_Stored records_:
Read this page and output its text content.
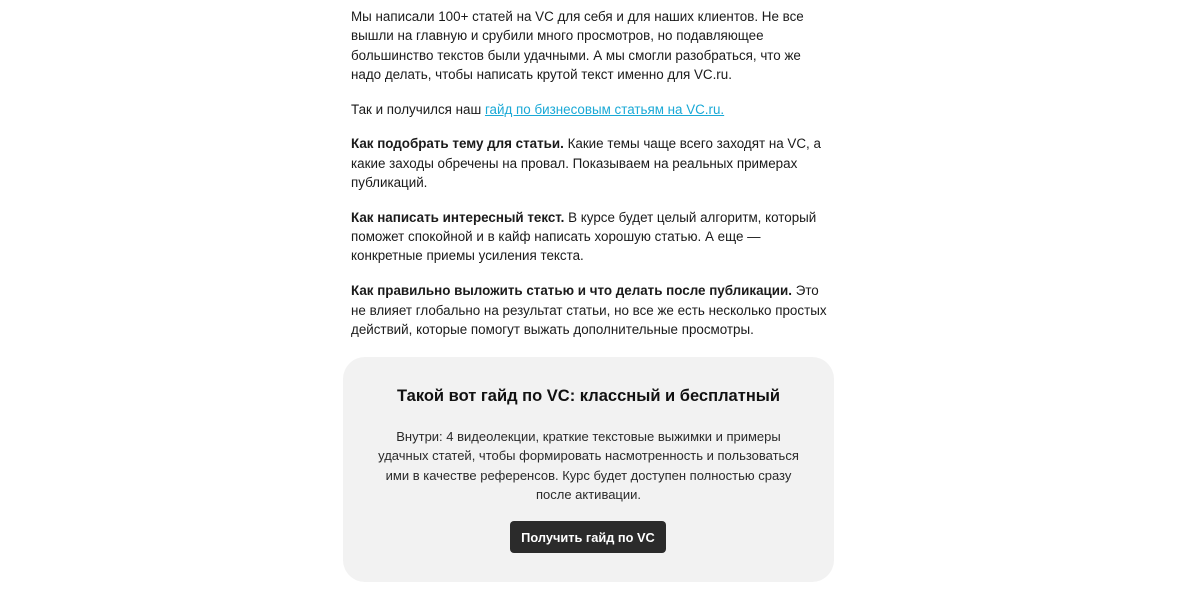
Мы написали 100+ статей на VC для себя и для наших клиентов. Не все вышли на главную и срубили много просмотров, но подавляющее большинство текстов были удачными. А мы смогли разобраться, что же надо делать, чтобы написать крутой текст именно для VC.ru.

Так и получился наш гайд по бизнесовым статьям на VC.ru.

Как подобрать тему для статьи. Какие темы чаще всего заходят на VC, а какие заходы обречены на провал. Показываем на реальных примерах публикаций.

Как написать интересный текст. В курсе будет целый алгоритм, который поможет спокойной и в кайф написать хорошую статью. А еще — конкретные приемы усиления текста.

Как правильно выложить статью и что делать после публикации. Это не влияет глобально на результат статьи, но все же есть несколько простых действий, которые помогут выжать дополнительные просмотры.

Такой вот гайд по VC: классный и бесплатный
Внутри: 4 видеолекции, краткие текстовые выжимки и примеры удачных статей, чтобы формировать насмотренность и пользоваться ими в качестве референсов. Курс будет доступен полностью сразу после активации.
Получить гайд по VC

_What you have to do_: Without the pictures, restate all of the entries above verbatim.

_Output of the task_:
Read this page and output its text content.
Мы написали 100+ статей на VC для себя и для наших клиентов. Не все вышли на главную и срубили много просмотров, но подавляющее большинство текстов были удачными. А мы смогли разобраться, что же надо делать, чтобы написать крутой текст именно для VC.ru.

Так и получился наш гайд по бизнесовым статьям на VC.ru.

Как подобрать тему для статьи. Какие темы чаще всего заходят на VC, а какие заходы обречены на провал. Показываем на реальных примерах публикаций.

Как написать интересный текст. В курсе будет целый алгоритм, который поможет спокойной и в кайф написать хорошую статью. А еще — конкретные приемы усиления текста.

Как правильно выложить статью и что делать после публикации. Это не влияет глобально на результат статьи, но все же есть несколько простых действий, которые помогут выжать дополнительные просмотры.

Такой вот гайд по VC: классный и бесплатный
Внутри: 4 видеолекции, краткие текстовые выжимки и примеры удачных статей, чтобы формировать насмотренность и пользоваться ими в качестве референсов. Курс будет доступен полностью сразу после активации.
Получить гайд по VC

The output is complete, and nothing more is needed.